-- What to work on --
Write out the listing below exactly, and omit any images you find in it.
**** Entries provided
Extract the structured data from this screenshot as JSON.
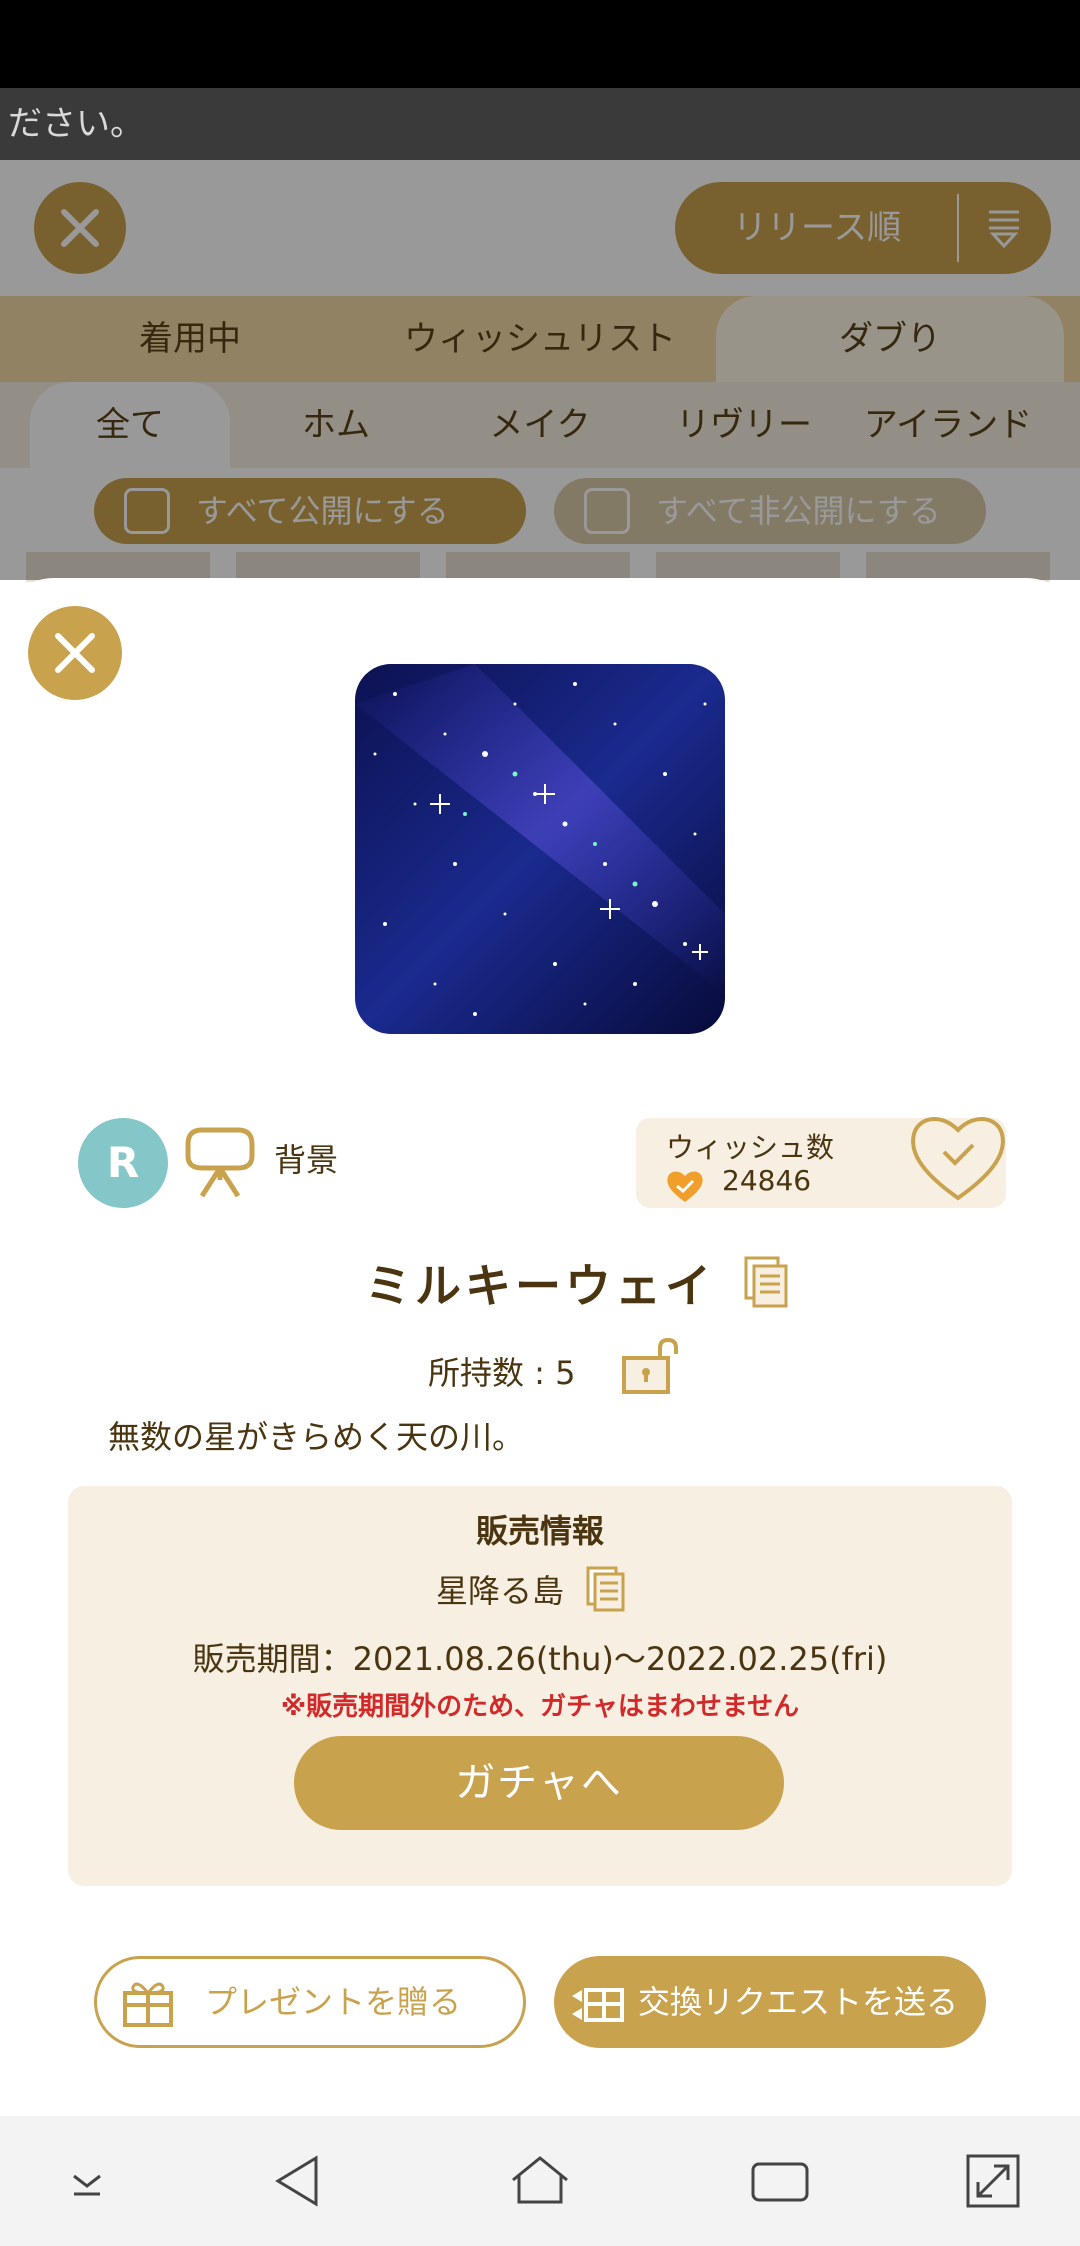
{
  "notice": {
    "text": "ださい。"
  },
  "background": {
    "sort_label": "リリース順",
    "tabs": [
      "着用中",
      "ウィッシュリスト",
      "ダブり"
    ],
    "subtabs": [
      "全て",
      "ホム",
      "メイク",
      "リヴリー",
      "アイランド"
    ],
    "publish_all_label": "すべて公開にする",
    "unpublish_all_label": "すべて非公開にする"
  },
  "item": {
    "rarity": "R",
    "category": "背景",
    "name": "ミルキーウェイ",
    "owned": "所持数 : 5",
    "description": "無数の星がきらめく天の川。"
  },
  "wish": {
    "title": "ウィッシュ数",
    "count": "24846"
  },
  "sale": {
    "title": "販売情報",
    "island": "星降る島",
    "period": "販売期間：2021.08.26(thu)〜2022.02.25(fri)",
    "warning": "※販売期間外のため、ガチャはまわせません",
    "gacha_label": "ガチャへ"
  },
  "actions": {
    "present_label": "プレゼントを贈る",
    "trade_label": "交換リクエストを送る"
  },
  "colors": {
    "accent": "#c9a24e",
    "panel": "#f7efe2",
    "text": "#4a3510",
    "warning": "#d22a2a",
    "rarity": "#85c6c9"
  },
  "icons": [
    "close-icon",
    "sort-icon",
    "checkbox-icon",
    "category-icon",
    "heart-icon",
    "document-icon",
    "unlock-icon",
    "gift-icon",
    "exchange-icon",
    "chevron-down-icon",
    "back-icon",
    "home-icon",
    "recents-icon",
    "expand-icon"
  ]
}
********
-- Full response --
Extract the structured data from this screenshot as JSON.
{
  "notice": {
    "text": "ださい。"
  },
  "background": {
    "sort_label": "リリース順",
    "tabs": [
      "着用中",
      "ウィッシュリスト",
      "ダブり"
    ],
    "subtabs": [
      "全て",
      "ホム",
      "メイク",
      "リヴリー",
      "アイランド"
    ],
    "publish_all_label": "すべて公開にする",
    "unpublish_all_label": "すべて非公開にする"
  },
  "item": {
    "rarity": "R",
    "category": "背景",
    "name": "ミルキーウェイ",
    "owned": "所持数 : 5",
    "description": "無数の星がきらめく天の川。"
  },
  "wish": {
    "title": "ウィッシュ数",
    "count": "24846"
  },
  "sale": {
    "title": "販売情報",
    "island": "星降る島",
    "period": "販売期間：2021.08.26(thu)〜2022.02.25(fri)",
    "warning": "※販売期間外のため、ガチャはまわせません",
    "gacha_label": "ガチャへ"
  },
  "actions": {
    "present_label": "プレゼントを贈る",
    "trade_label": "交換リクエストを送る"
  },
  "colors": {
    "accent": "#c9a24e",
    "panel": "#f7efe2",
    "text": "#4a3510",
    "warning": "#d22a2a",
    "rarity": "#85c6c9"
  },
  "icons": [
    "close-icon",
    "sort-icon",
    "checkbox-icon",
    "category-icon",
    "heart-icon",
    "document-icon",
    "unlock-icon",
    "gift-icon",
    "exchange-icon",
    "chevron-down-icon",
    "back-icon",
    "home-icon",
    "recents-icon",
    "expand-icon"
  ]
}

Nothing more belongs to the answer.